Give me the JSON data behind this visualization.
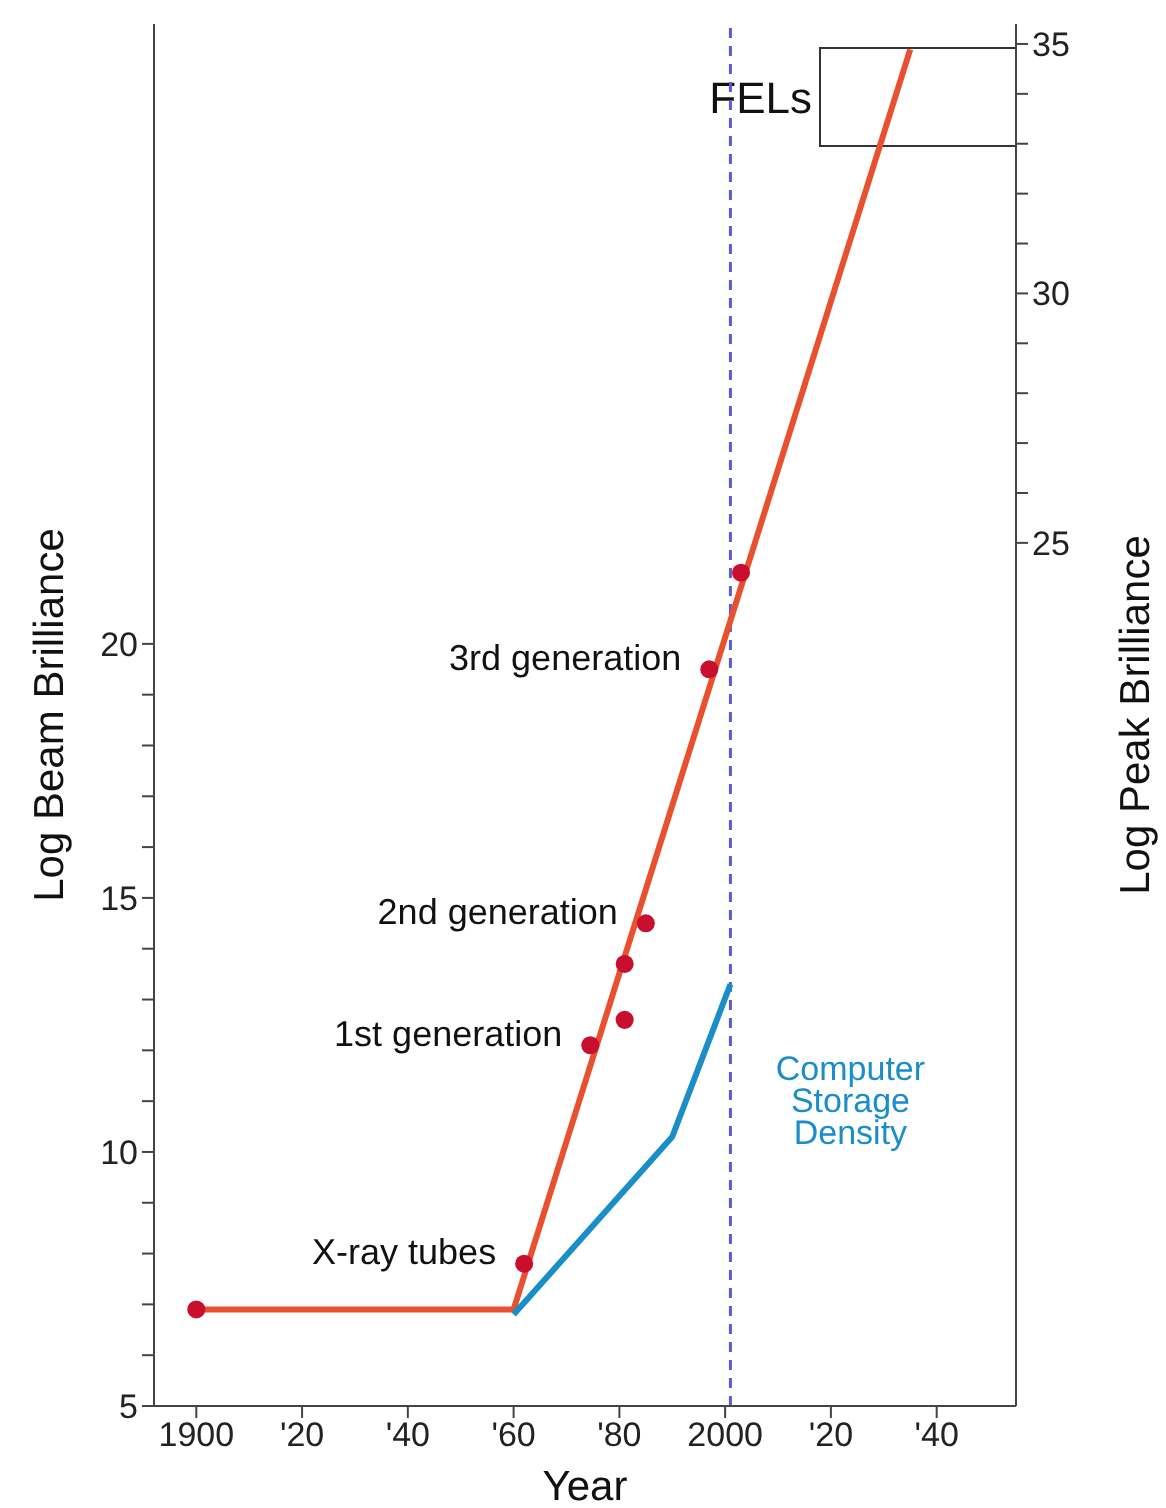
{
  "chart_data": {
    "type": "line",
    "xlabel": "Year",
    "ylabel": "Log Beam Brilliance",
    "y2label": "Log Peak Brilliance",
    "xlim": [
      1892,
      2055
    ],
    "xticks": [
      {
        "value": 1900,
        "label": "1900"
      },
      {
        "value": 1920,
        "label": "'20"
      },
      {
        "value": 1940,
        "label": "'40"
      },
      {
        "value": 1960,
        "label": "'60"
      },
      {
        "value": 1980,
        "label": "'80"
      },
      {
        "value": 2000,
        "label": "2000"
      },
      {
        "value": 2020,
        "label": "'20"
      },
      {
        "value": 2040,
        "label": "'40"
      }
    ],
    "ylim": [
      5,
      32.2
    ],
    "yticks": [
      5,
      {
        "value": 6,
        "label": null
      },
      {
        "value": 7,
        "label": null
      },
      {
        "value": 8,
        "label": null
      },
      {
        "value": 9,
        "label": null
      },
      10,
      {
        "value": 11,
        "label": null
      },
      {
        "value": 12,
        "label": null
      },
      {
        "value": 13,
        "label": null
      },
      {
        "value": 14,
        "label": null
      },
      15,
      {
        "value": 16,
        "label": null
      },
      {
        "value": 17,
        "label": null
      },
      {
        "value": 18,
        "label": null
      },
      {
        "value": 19,
        "label": null
      },
      20
    ],
    "y2lim": [
      7.7,
      35.4
    ],
    "y2ticks": [
      25,
      {
        "value": 26,
        "label": null
      },
      {
        "value": 27,
        "label": null
      },
      {
        "value": 28,
        "label": null
      },
      {
        "value": 29,
        "label": null
      },
      30,
      {
        "value": 31,
        "label": null
      },
      {
        "value": 32,
        "label": null
      },
      {
        "value": 33,
        "label": null
      },
      {
        "value": 34,
        "label": null
      },
      35
    ],
    "series": [
      {
        "color": "#e8502e",
        "x": [
          1900,
          1960,
          2035
        ],
        "values": [
          6.9,
          6.9,
          31.7
        ]
      },
      {
        "type": "line",
        "name": "Computer Storage Density",
        "color": "#1a8ec8",
        "x": [
          1960,
          1990,
          2001
        ],
        "values": [
          6.8,
          10.3,
          13.3
        ]
      },
      {
        "type": "scatter",
        "color": "#c8102e",
        "marker": "circle",
        "x": [
          1900,
          1962,
          1974.5,
          1981,
          1981,
          1985,
          1997,
          2003
        ],
        "values": [
          6.9,
          7.8,
          12.1,
          12.6,
          13.7,
          14.5,
          19.5,
          21.4
        ]
      }
    ],
    "ref_lines": [
      {
        "axis": "x",
        "value": 2001,
        "color": "#5b5bd6",
        "line_style": "dashed"
      }
    ],
    "annotations": [
      "FELs",
      {
        "text": "X-ray tubes",
        "x": 1962,
        "y": 7.8
      },
      {
        "text": "1st generation",
        "x": 1974.5,
        "y": 12.1
      },
      {
        "text": "2nd generation",
        "x": 1985,
        "y": 14.5
      },
      {
        "text": "3rd generation",
        "x": 1997,
        "y": 19.5
      }
    ],
    "legend": false
  }
}
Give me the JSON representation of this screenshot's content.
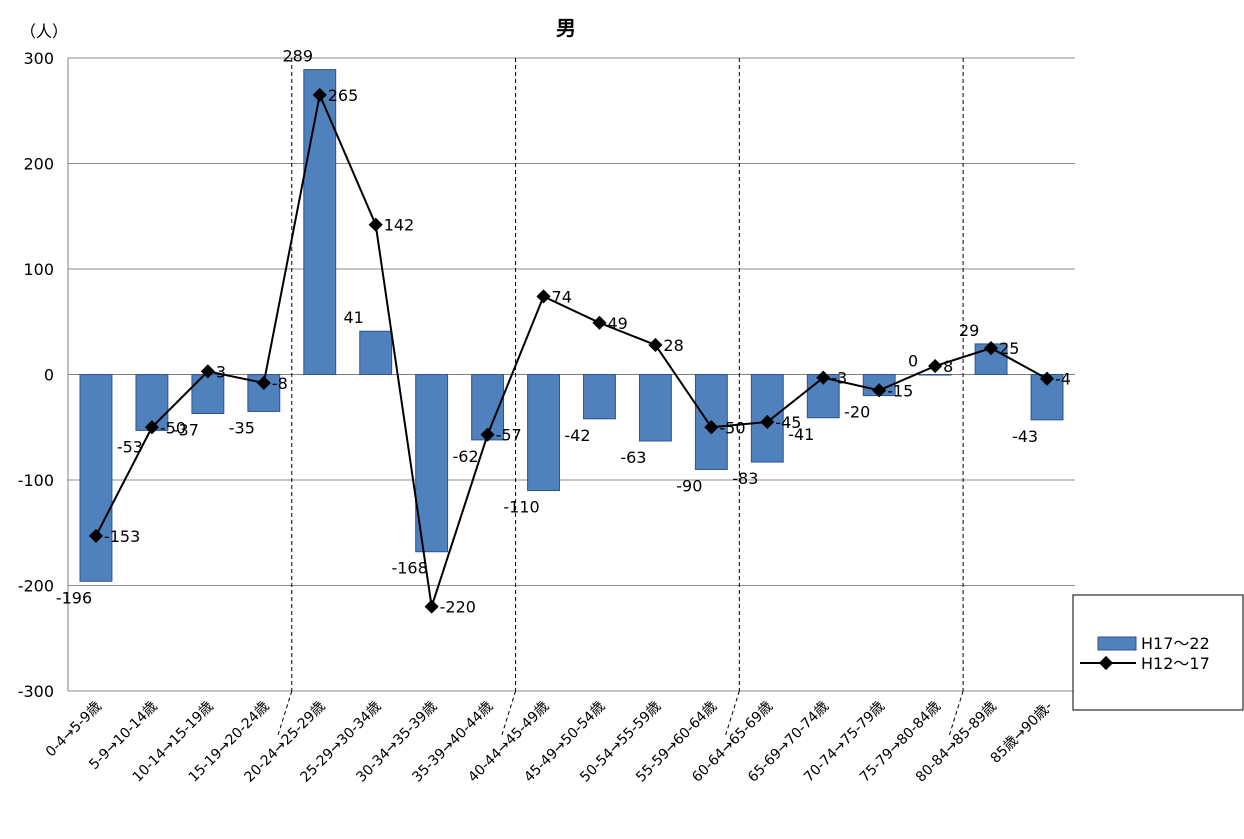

**Task requirements**
Read through the entries and copy each line in which "JSON" appears.

**Response to this task**
Give me the JSON data behind this visualization.
Give me the JSON representation of this screenshot's content.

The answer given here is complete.